▸ Exercise brief
Everything from the line containing "Extract all readable text from this page." through the last line of the data below is to be retyped exactly, apart from the pictures.

(Records)
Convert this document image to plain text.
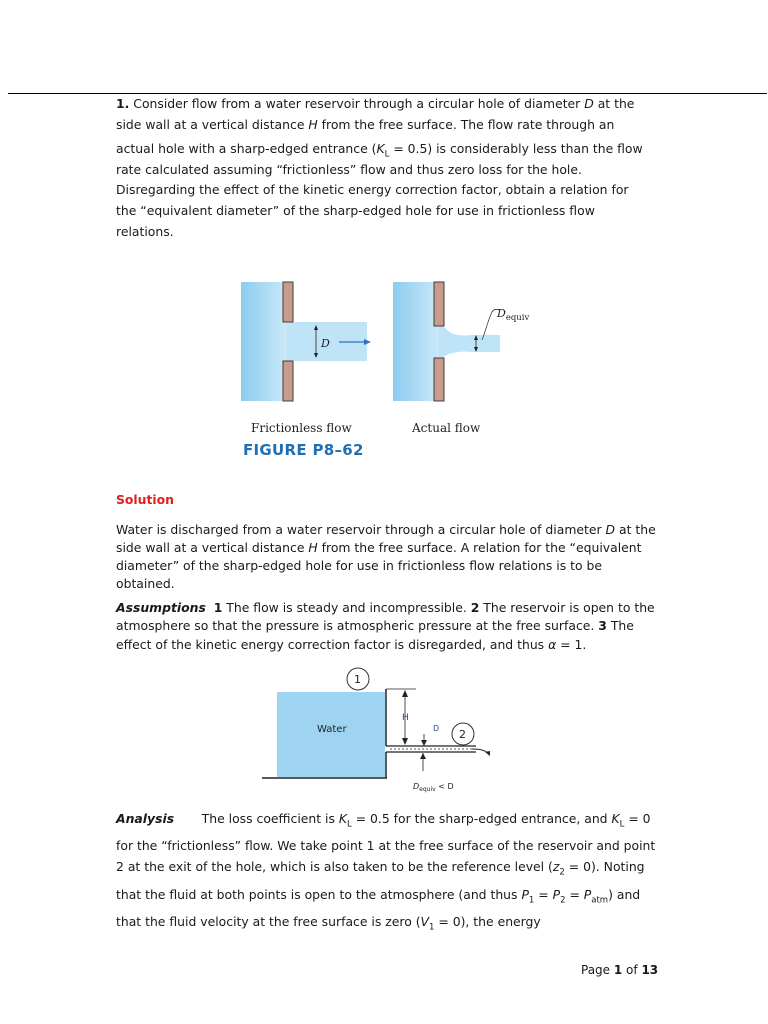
1. Consider flow from a water reservoir through a circular hole of diameter D at the
side wall at a vertical distance H from the free surface. The flow rate through an
actual hole with a sharp-edged entrance $(K_L = 0.5)$ is considerably less than the flow
rate calculated assuming “frictionless” flow and thus zero loss for the hole.
Disregarding the effect of the kinetic energy correction factor, obtain a relation for
the “equivalent diameter” of the sharp-edged hole for use in frictionless flow
relations.
D
$D_{equiv}$
Frictionless flow	Actual flow
FIGURE P8–62
Solution
Water is discharged from a water reservoir through a circular hole of diameter D at the side wall at a vertical distance H from the free surface. A relation for the “equivalent diameter” of the sharp-edged hole for use in frictionless flow relations is to be obtained.
Assumptions 1 The flow is steady and incompressible. 2 The reservoir is open to the atmosphere so that the pressure is atmospheric pressure at the free surface. 3 The effect of the kinetic energy correction factor is disregarded, and thus α = 1.
H
D
1
2
Water
$D_{equiv} < D$
Analysis       The loss coefficient is $K_L = 0.5$ for the sharp-edged entrance, and $K_L = 0$ for the “frictionless” flow. We take point 1 at the free surface of the reservoir and point 2 at the exit of the hole, which is also taken to be the reference level $(z_2 = 0)$. Noting that the fluid at both points is open to the atmosphere (and thus $P_1 = P_2 = P_{atm}$) and that the fluid velocity at the free surface is zero $(V_1 = 0)$, the energy
Page 1 of 13
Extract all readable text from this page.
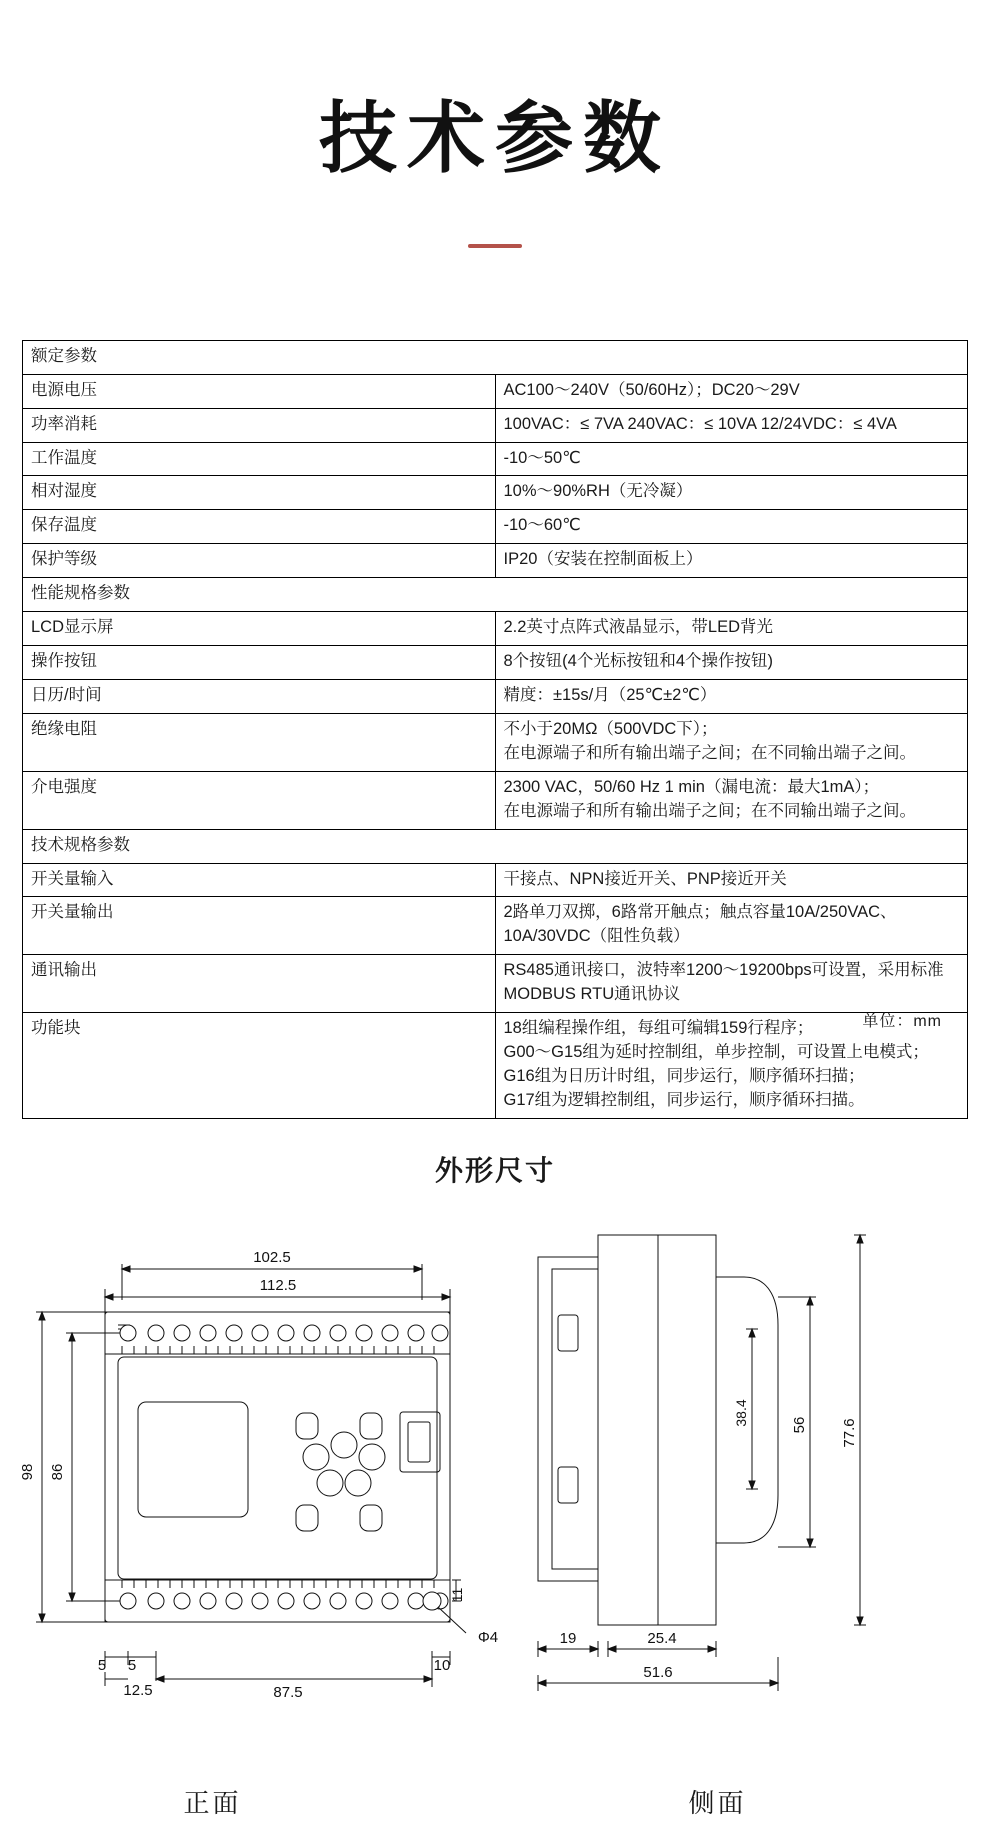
技术参数
额定参数	
电源电压	AC100～240V（50/60Hz）；DC20～29V
功率消耗	100VAC：≤ 7VA 240VAC：≤ 10VA 12/24VDC：≤ 4VA
工作温度	-10～50℃
相对湿度	10%～90%RH（无冷凝）
保存温度	-10～60℃
保护等级	IP20（安装在控制面板上）
性能规格参数	
LCD显示屏	2.2英寸点阵式液晶显示，带LED背光
操作按钮	8个按钮(4个光标按钮和4个操作按钮)
日历/时间	精度：±15s/月（25℃±2℃）
绝缘电阻	不小于20MΩ（500VDC下）；
在电源端子和所有输出端子之间；在不同输出端子之间。

介电强度	2300 VAC，50/60 Hz 1 min（漏电流：最大1mA）；
在电源端子和所有输出端子之间；在不同输出端子之间。

技术规格参数	
开关量输入	干接点、NPN接近开关、PNP接近开关
开关量输出	2路单刀双掷，6路常开触点；触点容量10A/250VAC、10A/30VDC（阻性负载）
通讯输出	RS485通讯接口，波特率1200～19200bps可设置，采用标准MODBUS RTU通讯协议
功能块	18组编程操作组，每组可编辑159行程序；
G00～G15组为延时控制组，单步控制，可设置上电模式；
G16组为日历计时组，同步运行，顺序循环扫描；
G17组为逻辑控制组，同步运行，顺序循环扫描。
外形尺寸
单位：mm
102.5
112.5
98 86
5 5
12.5	87.5
10
Φ4
11
38.4	56 77.6
19	25.4
51.6
正面	侧面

▸ Exercise response
Extract all readable text from this page.
技术参数
额定参数	
电源电压	AC100～240V（50/60Hz）；DC20～29V
功率消耗	100VAC：≤ 7VA 240VAC：≤ 10VA 12/24VDC：≤ 4VA
工作温度	-10～50℃
相对湿度	10%～90%RH（无冷凝）
保存温度	-10～60℃
保护等级	IP20（安装在控制面板上）
性能规格参数	
LCD显示屏	2.2英寸点阵式液晶显示，带LED背光
操作按钮	8个按钮(4个光标按钮和4个操作按钮)
日历/时间	精度：±15s/月（25℃±2℃）
绝缘电阻	不小于20MΩ（500VDC下）；
在电源端子和所有输出端子之间；在不同输出端子之间。

介电强度	2300 VAC，50/60 Hz 1 min（漏电流：最大1mA）；
在电源端子和所有输出端子之间；在不同输出端子之间。

技术规格参数	
开关量输入	干接点、NPN接近开关、PNP接近开关
开关量输出	2路单刀双掷，6路常开触点；触点容量10A/250VAC、10A/30VDC（阻性负载）
通讯输出	RS485通讯接口，波特率1200～19200bps可设置，采用标准MODBUS RTU通讯协议
功能块	18组编程操作组，每组可编辑159行程序；
G00～G15组为延时控制组，单步控制，可设置上电模式；
G16组为日历计时组，同步运行，顺序循环扫描；
G17组为逻辑控制组，同步运行，顺序循环扫描。
外形尺寸
单位：mm
102.5
112.5
98 86
5 5
12.5	87.5
10
Φ4
11
38.4	56 77.6
19	25.4
51.6
正面	侧面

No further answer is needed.